Set exercise: Indicate only the number of lines in the listing below in which the word "shift" appears.

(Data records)
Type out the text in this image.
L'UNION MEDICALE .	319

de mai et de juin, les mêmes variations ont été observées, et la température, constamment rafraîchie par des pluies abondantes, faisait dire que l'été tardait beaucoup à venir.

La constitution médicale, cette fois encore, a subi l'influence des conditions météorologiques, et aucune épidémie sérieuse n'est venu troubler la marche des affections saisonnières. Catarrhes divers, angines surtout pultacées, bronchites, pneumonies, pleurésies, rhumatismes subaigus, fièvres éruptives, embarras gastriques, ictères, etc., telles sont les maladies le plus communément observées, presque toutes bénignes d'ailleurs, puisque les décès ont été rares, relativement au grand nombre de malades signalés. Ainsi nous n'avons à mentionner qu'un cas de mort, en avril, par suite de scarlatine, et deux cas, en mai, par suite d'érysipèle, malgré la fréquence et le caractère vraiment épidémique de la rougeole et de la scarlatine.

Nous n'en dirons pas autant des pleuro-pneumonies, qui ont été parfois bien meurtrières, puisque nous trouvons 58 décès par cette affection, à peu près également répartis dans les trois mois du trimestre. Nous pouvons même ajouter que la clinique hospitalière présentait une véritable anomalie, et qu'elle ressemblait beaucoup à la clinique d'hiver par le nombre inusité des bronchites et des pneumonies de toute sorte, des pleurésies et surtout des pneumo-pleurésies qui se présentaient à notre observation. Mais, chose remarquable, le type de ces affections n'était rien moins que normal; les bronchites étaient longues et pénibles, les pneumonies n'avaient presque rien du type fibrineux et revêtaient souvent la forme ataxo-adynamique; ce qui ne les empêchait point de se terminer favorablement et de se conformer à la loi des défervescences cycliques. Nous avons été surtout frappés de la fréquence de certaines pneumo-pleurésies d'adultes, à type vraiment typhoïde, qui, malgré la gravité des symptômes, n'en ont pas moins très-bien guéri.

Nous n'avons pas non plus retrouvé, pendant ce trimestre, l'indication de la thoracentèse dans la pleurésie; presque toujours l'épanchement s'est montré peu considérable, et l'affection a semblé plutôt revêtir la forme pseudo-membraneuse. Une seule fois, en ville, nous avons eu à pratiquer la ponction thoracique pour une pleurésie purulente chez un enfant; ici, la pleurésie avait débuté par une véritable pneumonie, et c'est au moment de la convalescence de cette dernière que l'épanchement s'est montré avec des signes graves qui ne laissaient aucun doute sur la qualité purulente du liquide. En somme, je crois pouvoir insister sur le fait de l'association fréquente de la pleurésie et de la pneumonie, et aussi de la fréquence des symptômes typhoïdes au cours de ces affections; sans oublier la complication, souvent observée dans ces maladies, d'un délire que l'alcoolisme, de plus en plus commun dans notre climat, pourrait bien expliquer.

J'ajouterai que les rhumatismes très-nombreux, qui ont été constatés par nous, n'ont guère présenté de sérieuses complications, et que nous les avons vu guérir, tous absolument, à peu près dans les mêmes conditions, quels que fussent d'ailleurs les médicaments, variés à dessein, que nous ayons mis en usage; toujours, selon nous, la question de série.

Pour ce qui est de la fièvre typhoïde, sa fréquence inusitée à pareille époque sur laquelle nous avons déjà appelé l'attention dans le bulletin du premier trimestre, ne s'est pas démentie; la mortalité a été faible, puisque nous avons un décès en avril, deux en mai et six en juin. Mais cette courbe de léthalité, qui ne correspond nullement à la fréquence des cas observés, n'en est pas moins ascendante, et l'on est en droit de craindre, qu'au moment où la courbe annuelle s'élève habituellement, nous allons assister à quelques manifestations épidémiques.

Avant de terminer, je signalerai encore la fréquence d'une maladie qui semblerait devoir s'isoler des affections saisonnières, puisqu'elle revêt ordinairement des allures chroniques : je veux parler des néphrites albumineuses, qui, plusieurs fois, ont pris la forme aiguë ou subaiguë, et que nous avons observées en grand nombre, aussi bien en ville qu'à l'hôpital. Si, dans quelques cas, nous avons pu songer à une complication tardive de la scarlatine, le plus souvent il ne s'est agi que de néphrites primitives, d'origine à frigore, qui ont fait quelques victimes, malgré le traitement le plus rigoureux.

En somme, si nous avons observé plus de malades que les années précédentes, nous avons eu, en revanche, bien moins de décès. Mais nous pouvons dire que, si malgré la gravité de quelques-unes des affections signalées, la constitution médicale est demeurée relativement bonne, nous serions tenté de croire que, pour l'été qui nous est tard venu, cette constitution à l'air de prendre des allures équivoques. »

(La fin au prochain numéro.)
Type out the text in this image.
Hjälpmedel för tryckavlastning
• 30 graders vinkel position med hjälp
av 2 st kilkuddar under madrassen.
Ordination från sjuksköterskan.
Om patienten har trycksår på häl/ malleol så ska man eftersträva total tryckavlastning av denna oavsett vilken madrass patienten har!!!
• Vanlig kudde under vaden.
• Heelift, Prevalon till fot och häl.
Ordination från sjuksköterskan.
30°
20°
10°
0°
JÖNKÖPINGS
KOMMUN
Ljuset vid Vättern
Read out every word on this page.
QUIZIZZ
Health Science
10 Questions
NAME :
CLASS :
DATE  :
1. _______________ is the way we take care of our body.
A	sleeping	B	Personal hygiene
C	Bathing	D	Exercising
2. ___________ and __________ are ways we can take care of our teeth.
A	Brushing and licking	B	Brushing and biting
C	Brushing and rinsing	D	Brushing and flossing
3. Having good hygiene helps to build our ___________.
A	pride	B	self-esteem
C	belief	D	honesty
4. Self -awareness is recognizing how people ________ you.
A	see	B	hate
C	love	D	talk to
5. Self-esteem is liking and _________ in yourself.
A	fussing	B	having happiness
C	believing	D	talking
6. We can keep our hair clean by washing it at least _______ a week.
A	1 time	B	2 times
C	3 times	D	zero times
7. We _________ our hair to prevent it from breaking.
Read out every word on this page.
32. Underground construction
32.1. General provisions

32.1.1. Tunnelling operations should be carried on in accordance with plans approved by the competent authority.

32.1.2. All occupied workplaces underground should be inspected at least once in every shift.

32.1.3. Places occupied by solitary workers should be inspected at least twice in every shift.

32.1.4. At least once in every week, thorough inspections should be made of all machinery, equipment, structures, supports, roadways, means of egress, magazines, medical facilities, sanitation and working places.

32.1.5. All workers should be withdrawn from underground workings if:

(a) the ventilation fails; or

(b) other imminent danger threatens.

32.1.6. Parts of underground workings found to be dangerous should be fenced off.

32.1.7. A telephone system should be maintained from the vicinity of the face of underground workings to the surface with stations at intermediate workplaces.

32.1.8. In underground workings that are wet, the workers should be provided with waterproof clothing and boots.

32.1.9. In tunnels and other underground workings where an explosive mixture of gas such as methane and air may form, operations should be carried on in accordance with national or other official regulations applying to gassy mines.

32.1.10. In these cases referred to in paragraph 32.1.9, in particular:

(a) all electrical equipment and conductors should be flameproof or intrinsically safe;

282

Correct response: 2